• **HOW TO COMPLETE THIS TASK**:
Count every line below in which "ascessi" occurs, then give only the count.

• **SOURCE RECORDS**:
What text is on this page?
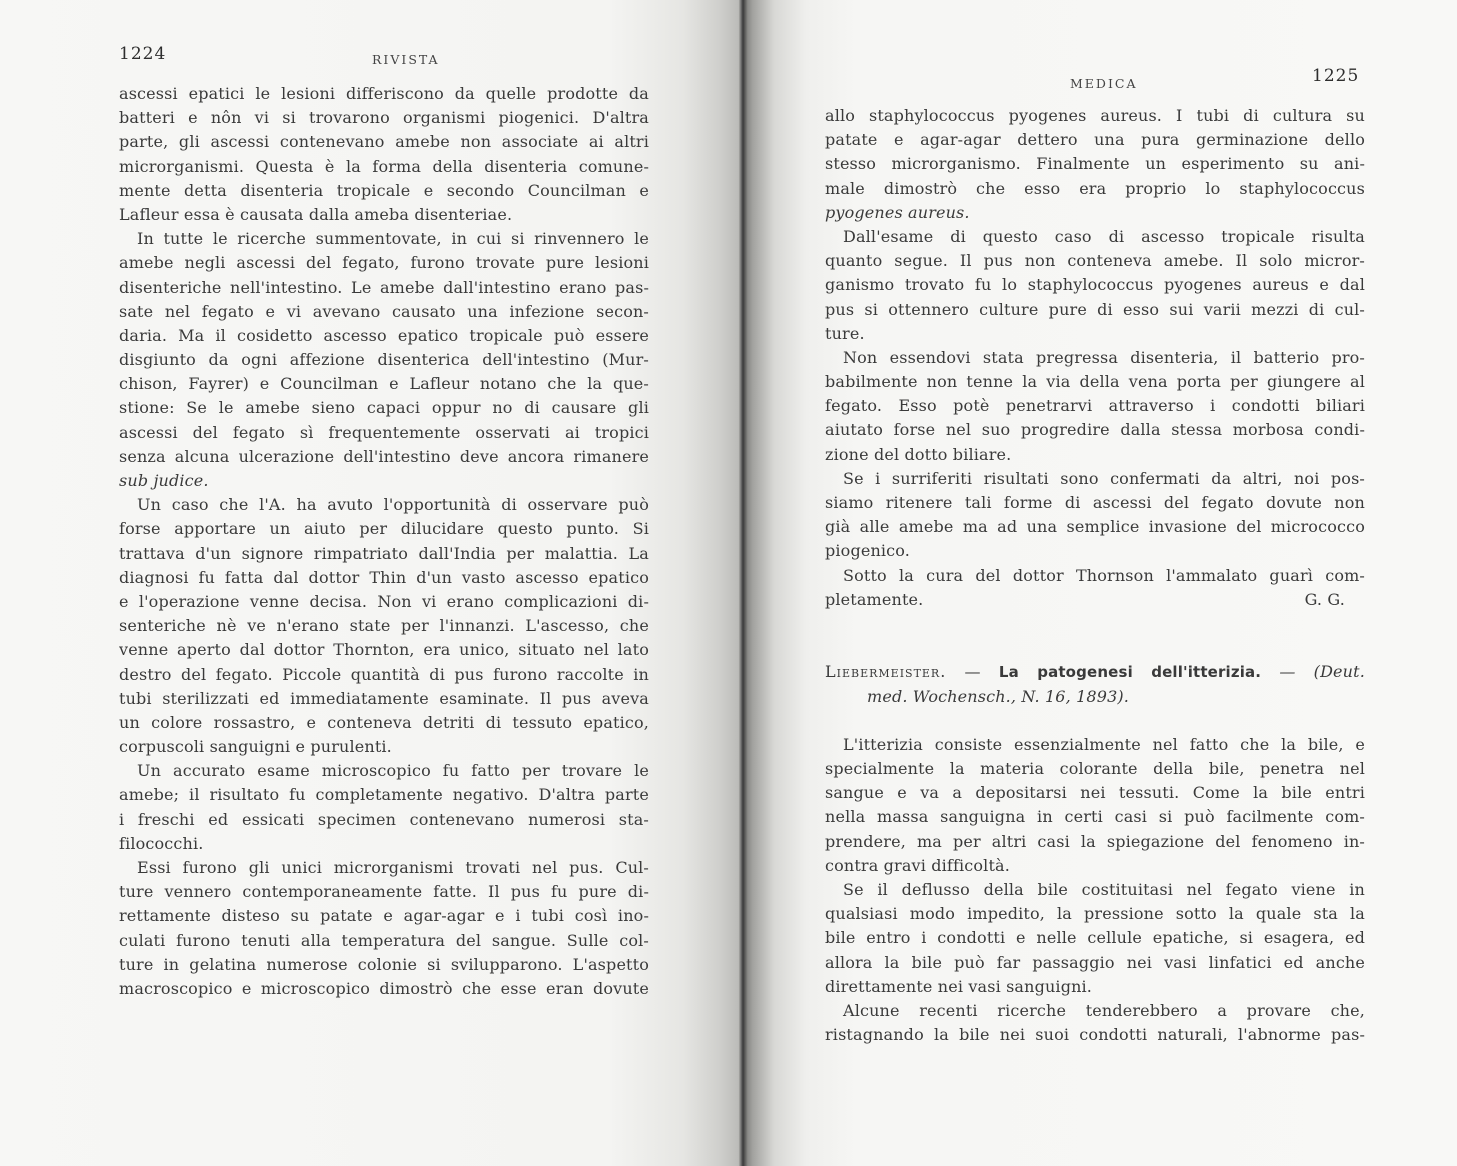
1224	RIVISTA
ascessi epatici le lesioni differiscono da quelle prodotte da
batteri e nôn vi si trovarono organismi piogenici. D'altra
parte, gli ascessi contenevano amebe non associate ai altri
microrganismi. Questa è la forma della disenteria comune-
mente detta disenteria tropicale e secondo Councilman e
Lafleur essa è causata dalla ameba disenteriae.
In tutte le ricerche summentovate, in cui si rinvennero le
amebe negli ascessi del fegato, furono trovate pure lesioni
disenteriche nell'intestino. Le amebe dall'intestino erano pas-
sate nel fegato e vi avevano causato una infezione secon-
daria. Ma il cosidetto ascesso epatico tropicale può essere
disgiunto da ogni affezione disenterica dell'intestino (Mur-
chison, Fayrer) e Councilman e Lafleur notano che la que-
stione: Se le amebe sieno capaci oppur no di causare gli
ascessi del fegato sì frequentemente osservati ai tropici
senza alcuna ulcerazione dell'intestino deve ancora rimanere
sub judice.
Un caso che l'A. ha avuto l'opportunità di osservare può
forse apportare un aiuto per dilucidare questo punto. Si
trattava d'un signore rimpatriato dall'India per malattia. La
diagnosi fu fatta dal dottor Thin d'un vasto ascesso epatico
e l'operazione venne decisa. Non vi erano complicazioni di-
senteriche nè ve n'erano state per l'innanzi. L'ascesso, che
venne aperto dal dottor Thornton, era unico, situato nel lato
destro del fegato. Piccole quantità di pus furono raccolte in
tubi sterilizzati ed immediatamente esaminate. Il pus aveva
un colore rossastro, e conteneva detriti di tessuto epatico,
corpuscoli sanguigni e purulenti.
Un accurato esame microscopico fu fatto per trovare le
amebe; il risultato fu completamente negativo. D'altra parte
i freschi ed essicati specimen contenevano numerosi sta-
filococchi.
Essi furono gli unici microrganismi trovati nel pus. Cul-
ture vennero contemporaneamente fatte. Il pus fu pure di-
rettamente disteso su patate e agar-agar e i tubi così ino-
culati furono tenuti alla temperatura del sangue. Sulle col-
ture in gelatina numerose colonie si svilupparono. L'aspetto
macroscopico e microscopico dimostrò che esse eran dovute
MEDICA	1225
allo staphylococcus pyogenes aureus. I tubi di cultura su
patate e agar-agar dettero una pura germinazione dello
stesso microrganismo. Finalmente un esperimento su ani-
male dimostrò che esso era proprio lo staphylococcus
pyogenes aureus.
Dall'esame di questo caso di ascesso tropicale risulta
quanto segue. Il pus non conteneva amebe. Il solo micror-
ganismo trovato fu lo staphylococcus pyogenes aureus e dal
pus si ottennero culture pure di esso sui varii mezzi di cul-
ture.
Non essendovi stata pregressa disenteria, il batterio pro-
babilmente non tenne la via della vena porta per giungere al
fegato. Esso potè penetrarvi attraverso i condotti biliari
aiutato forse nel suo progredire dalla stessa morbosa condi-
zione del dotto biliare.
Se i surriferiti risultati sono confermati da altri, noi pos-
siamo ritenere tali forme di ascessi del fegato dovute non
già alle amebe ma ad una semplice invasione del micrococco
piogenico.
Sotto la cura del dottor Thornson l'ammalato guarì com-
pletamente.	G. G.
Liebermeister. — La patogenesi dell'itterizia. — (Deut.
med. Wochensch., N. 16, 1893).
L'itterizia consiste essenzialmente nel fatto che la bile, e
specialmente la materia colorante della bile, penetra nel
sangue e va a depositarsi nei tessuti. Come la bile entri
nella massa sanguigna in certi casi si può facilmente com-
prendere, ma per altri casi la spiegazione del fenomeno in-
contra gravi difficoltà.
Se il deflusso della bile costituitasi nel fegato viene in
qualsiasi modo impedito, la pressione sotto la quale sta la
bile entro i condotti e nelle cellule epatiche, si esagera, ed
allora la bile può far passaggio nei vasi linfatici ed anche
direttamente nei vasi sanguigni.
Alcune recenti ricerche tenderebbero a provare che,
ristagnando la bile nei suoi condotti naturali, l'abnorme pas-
---
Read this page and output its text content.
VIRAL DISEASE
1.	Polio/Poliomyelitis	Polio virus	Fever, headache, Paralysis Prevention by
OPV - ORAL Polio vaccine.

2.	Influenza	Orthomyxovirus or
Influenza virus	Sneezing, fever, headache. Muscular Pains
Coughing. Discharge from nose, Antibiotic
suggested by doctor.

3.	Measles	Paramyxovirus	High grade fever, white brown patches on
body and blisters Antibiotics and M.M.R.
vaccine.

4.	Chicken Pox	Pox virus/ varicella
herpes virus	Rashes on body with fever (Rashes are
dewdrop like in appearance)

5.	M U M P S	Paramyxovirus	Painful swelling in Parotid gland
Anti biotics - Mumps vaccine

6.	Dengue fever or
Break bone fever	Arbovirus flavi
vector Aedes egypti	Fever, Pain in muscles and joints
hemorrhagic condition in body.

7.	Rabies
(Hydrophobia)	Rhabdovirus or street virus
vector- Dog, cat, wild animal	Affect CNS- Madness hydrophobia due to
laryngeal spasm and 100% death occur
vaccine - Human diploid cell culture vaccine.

• **RESPONSE FOR THIS EXERCISE**:
5